THE PROBLEM — Write every line of the material out exactly as shown.

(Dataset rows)

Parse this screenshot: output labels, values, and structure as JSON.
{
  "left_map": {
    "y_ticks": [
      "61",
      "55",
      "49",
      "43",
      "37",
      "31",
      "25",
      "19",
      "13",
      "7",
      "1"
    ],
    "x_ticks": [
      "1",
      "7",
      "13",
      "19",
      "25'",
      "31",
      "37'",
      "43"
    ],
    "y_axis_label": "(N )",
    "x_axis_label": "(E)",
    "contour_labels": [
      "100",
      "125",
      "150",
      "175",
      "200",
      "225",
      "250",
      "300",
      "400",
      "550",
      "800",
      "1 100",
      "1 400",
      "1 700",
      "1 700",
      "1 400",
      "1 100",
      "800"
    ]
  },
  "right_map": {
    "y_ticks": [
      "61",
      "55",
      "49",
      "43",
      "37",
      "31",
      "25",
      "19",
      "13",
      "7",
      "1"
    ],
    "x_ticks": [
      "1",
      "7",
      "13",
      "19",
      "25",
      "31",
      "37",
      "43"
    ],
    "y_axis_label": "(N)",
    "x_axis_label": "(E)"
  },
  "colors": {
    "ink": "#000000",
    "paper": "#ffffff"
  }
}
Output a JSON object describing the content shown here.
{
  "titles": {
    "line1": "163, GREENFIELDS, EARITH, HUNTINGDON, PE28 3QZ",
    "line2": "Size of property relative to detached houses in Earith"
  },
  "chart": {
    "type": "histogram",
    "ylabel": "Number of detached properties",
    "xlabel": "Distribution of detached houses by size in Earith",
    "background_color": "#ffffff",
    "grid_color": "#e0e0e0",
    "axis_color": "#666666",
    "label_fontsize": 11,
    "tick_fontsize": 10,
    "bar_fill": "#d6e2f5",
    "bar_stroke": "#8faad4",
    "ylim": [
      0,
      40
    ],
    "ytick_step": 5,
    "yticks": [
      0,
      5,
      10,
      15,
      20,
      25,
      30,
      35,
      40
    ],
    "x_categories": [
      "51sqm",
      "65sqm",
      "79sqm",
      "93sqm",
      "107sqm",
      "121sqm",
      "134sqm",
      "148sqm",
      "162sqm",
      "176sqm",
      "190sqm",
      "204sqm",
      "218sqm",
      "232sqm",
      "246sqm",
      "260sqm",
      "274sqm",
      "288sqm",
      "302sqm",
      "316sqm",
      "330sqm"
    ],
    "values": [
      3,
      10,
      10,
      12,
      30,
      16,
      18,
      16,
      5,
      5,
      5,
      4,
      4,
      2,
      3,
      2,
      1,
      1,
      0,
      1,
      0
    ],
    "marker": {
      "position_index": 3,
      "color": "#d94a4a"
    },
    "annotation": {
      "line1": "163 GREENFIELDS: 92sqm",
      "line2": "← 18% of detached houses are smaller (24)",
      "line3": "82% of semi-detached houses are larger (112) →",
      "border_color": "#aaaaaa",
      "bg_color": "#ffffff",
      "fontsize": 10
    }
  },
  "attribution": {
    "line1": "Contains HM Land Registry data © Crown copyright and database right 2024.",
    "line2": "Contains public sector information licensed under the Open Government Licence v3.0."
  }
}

RESPONSE TO THIS TASK —
Parse this screenshot: output labels, values, and structure as JSON.
{
  "left_map": {
    "y_ticks": [
      "61",
      "55",
      "49",
      "43",
      "37",
      "31",
      "25",
      "19",
      "13",
      "7",
      "1"
    ],
    "x_ticks": [
      "1",
      "7",
      "13",
      "19",
      "25'",
      "31",
      "37'",
      "43"
    ],
    "y_axis_label": "(N )",
    "x_axis_label": "(E)",
    "contour_labels": [
      "100",
      "125",
      "150",
      "175",
      "200",
      "225",
      "250",
      "300",
      "400",
      "550",
      "800",
      "1 100",
      "1 400",
      "1 700",
      "1 700",
      "1 400",
      "1 100",
      "800"
    ]
  },
  "right_map": {
    "y_ticks": [
      "61",
      "55",
      "49",
      "43",
      "37",
      "31",
      "25",
      "19",
      "13",
      "7",
      "1"
    ],
    "x_ticks": [
      "1",
      "7",
      "13",
      "19",
      "25",
      "31",
      "37",
      "43"
    ],
    "y_axis_label": "(N)",
    "x_axis_label": "(E)"
  },
  "colors": {
    "ink": "#000000",
    "paper": "#ffffff"
  }
}
Output a JSON object describing the content shown here.
{
  "titles": {
    "line1": "163, GREENFIELDS, EARITH, HUNTINGDON, PE28 3QZ",
    "line2": "Size of property relative to detached houses in Earith"
  },
  "chart": {
    "type": "histogram",
    "ylabel": "Number of detached properties",
    "xlabel": "Distribution of detached houses by size in Earith",
    "background_color": "#ffffff",
    "grid_color": "#e0e0e0",
    "axis_color": "#666666",
    "label_fontsize": 11,
    "tick_fontsize": 10,
    "bar_fill": "#d6e2f5",
    "bar_stroke": "#8faad4",
    "ylim": [
      0,
      40
    ],
    "ytick_step": 5,
    "yticks": [
      0,
      5,
      10,
      15,
      20,
      25,
      30,
      35,
      40
    ],
    "x_categories": [
      "51sqm",
      "65sqm",
      "79sqm",
      "93sqm",
      "107sqm",
      "121sqm",
      "134sqm",
      "148sqm",
      "162sqm",
      "176sqm",
      "190sqm",
      "204sqm",
      "218sqm",
      "232sqm",
      "246sqm",
      "260sqm",
      "274sqm",
      "288sqm",
      "302sqm",
      "316sqm",
      "330sqm"
    ],
    "values": [
      3,
      10,
      10,
      12,
      30,
      16,
      18,
      16,
      5,
      5,
      5,
      4,
      4,
      2,
      3,
      2,
      1,
      1,
      0,
      1,
      0
    ],
    "marker": {
      "position_index": 3,
      "color": "#d94a4a"
    },
    "annotation": {
      "line1": "163 GREENFIELDS: 92sqm",
      "line2": "← 18% of detached houses are smaller (24)",
      "line3": "82% of semi-detached houses are larger (112) →",
      "border_color": "#aaaaaa",
      "bg_color": "#ffffff",
      "fontsize": 10
    }
  },
  "attribution": {
    "line1": "Contains HM Land Registry data © Crown copyright and database right 2024.",
    "line2": "Contains public sector information licensed under the Open Government Licence v3.0."
  }
}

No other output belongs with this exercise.